● Description of the task:
Give the listing again character for character, but drop the images.

(Data records)
————————

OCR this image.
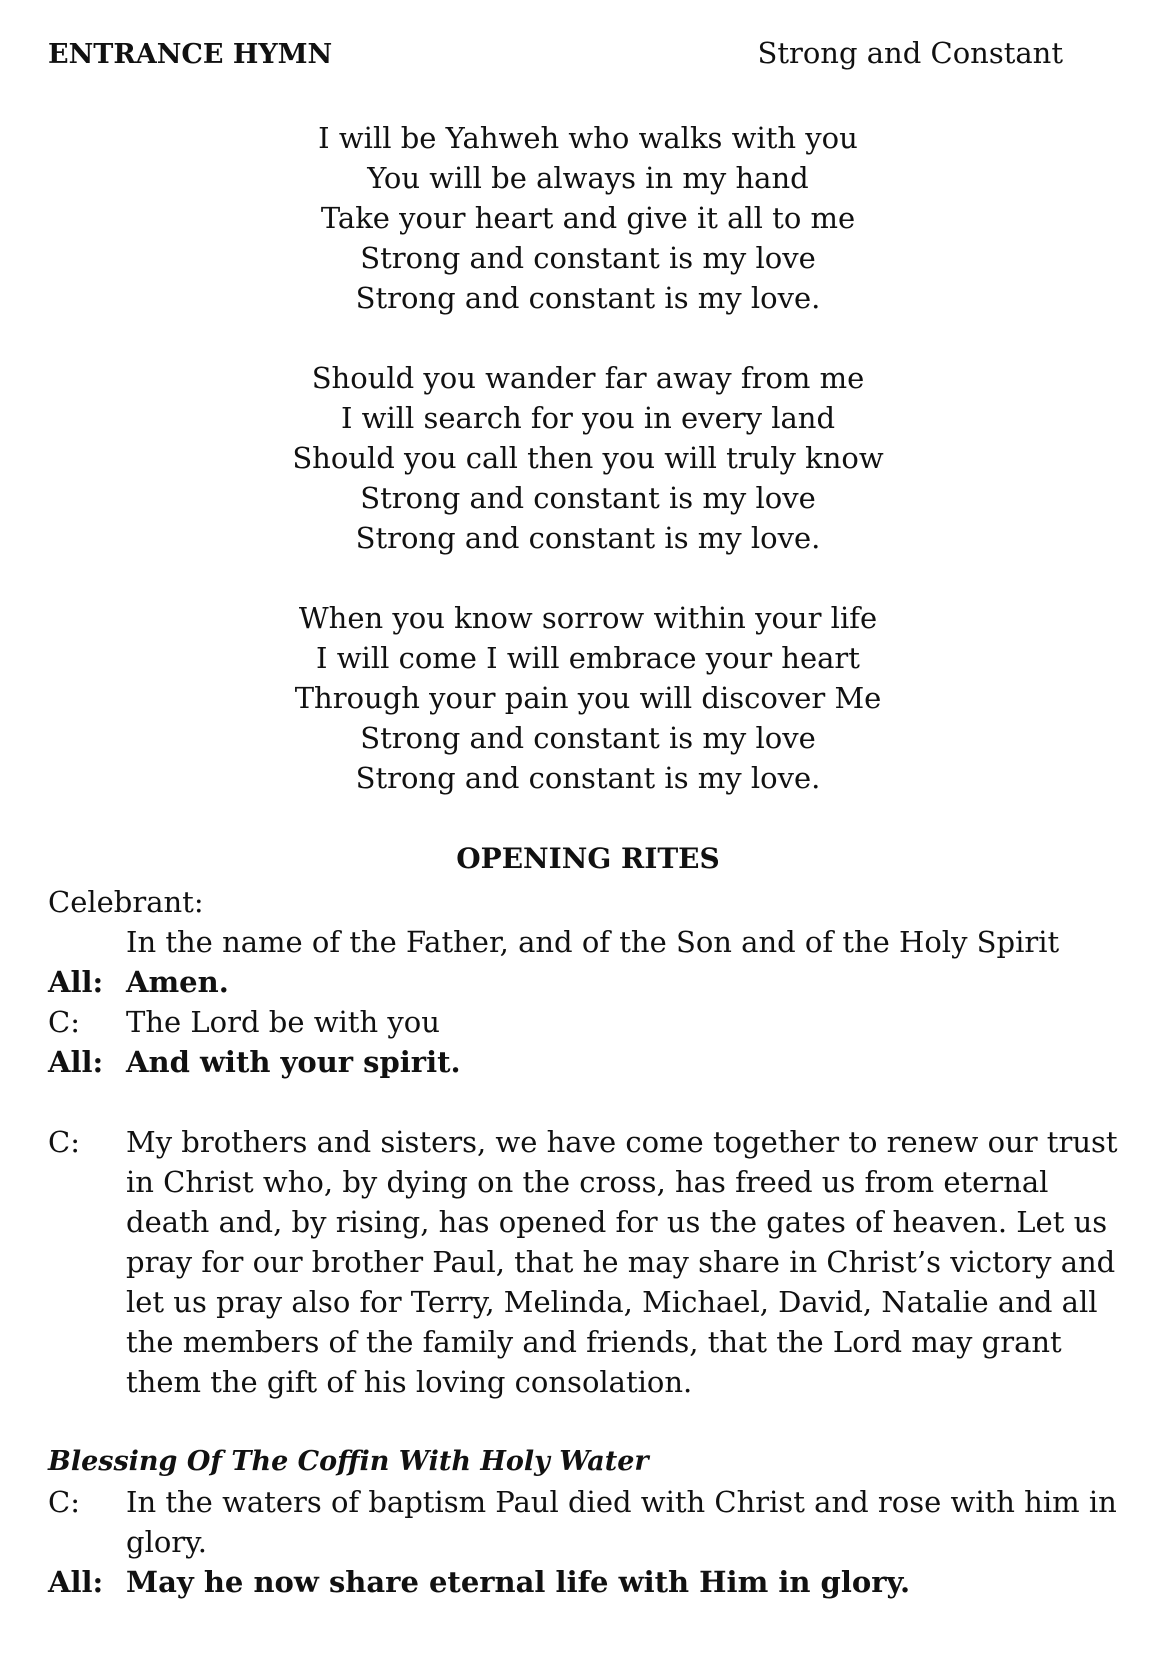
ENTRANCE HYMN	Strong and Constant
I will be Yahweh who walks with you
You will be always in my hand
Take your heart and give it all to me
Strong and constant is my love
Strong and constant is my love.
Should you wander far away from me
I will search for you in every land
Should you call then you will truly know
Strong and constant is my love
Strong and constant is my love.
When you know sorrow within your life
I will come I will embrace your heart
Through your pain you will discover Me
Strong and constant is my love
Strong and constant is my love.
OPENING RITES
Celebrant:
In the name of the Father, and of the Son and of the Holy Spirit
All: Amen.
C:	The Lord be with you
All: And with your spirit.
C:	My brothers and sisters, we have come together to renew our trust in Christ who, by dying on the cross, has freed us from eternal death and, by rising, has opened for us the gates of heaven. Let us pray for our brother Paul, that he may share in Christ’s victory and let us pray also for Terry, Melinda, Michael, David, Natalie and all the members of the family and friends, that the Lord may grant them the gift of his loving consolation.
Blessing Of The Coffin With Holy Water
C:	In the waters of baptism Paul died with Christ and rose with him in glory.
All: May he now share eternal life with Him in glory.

————————

● Answer for the task:
OCR this image.
ENTRANCE HYMN	Strong and Constant
I will be Yahweh who walks with you
You will be always in my hand
Take your heart and give it all to me
Strong and constant is my love
Strong and constant is my love.
Should you wander far away from me
I will search for you in every land
Should you call then you will truly know
Strong and constant is my love
Strong and constant is my love.
When you know sorrow within your life
I will come I will embrace your heart
Through your pain you will discover Me
Strong and constant is my love
Strong and constant is my love.
OPENING RITES
Celebrant:
In the name of the Father, and of the Son and of the Holy Spirit
All: Amen.
C:	The Lord be with you
All: And with your spirit.
C:	My brothers and sisters, we have come together to renew our trust in Christ who, by dying on the cross, has freed us from eternal death and, by rising, has opened for us the gates of heaven. Let us pray for our brother Paul, that he may share in Christ’s victory and let us pray also for Terry, Melinda, Michael, David, Natalie and all the members of the family and friends, that the Lord may grant them the gift of his loving consolation.
Blessing Of The Coffin With Holy Water
C:	In the waters of baptism Paul died with Christ and rose with him in glory.
All: May he now share eternal life with Him in glory.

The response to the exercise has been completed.